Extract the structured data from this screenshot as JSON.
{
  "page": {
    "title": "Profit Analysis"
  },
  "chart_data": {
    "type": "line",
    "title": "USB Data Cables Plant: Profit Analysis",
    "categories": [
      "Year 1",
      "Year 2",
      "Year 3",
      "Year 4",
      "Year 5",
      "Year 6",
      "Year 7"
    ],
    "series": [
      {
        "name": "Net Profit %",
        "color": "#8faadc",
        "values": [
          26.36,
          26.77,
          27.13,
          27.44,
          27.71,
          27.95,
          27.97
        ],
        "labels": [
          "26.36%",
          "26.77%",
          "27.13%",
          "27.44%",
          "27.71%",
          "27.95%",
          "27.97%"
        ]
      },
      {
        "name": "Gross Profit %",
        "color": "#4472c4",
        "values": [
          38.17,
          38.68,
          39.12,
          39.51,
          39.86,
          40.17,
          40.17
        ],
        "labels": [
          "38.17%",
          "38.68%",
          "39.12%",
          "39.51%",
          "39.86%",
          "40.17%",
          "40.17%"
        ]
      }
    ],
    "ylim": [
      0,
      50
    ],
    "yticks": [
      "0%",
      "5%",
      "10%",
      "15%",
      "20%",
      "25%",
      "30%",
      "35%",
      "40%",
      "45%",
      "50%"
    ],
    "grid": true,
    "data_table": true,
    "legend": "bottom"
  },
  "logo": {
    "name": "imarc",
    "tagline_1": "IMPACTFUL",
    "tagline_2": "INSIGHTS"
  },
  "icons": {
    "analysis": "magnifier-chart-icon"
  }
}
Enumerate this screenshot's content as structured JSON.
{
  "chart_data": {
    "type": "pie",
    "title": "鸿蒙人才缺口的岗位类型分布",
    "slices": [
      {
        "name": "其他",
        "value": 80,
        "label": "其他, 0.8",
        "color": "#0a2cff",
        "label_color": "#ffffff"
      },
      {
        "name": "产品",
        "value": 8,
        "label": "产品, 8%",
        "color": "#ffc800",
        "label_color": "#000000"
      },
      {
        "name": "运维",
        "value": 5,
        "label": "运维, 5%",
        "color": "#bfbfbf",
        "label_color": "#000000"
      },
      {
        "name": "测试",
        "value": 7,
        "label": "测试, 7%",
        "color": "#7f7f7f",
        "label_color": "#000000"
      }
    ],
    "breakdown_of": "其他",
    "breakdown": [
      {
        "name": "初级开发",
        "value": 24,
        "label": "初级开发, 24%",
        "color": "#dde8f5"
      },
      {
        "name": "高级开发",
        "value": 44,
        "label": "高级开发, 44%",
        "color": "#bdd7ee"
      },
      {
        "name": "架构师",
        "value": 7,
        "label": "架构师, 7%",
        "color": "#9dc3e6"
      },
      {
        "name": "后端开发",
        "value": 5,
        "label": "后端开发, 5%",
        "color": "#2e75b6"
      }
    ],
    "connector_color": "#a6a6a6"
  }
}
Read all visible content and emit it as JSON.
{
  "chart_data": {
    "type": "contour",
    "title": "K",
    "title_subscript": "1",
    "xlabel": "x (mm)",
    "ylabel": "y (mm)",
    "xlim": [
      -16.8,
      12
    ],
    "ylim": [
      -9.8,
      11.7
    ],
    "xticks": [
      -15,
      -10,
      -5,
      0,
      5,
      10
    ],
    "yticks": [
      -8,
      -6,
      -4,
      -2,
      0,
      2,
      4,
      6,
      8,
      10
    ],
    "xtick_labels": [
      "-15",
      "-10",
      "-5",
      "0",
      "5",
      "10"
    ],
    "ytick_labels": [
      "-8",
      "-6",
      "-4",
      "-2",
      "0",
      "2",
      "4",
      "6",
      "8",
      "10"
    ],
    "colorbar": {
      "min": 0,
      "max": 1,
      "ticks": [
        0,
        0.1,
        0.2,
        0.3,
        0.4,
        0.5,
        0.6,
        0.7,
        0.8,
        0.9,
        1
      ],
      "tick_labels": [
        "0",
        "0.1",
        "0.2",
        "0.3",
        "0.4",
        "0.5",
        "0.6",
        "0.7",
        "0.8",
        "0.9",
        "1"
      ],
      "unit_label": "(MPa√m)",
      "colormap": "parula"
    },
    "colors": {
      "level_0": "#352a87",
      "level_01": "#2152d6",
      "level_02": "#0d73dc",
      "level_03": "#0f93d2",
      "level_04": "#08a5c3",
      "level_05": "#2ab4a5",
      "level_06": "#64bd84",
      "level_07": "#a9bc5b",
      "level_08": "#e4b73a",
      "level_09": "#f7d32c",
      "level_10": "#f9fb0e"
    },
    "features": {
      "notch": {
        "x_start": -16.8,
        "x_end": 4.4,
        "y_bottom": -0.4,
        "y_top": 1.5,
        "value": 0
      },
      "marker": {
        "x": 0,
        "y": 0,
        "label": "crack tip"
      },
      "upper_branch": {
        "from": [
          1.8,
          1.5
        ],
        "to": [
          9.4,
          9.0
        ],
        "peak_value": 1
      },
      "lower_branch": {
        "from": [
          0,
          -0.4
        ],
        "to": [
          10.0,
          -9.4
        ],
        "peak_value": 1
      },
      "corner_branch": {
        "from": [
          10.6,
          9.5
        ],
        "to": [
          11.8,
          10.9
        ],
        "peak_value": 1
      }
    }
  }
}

**Exercise goal:**
From the material above, gather all lines that include the string "Profit" and copy them.

**Written reply:**
    "title": "Profit Analysis"
    "title": "USB Data Cables Plant: Profit Analysis",
        "name": "Net Profit %",
        "name": "Gross Profit %",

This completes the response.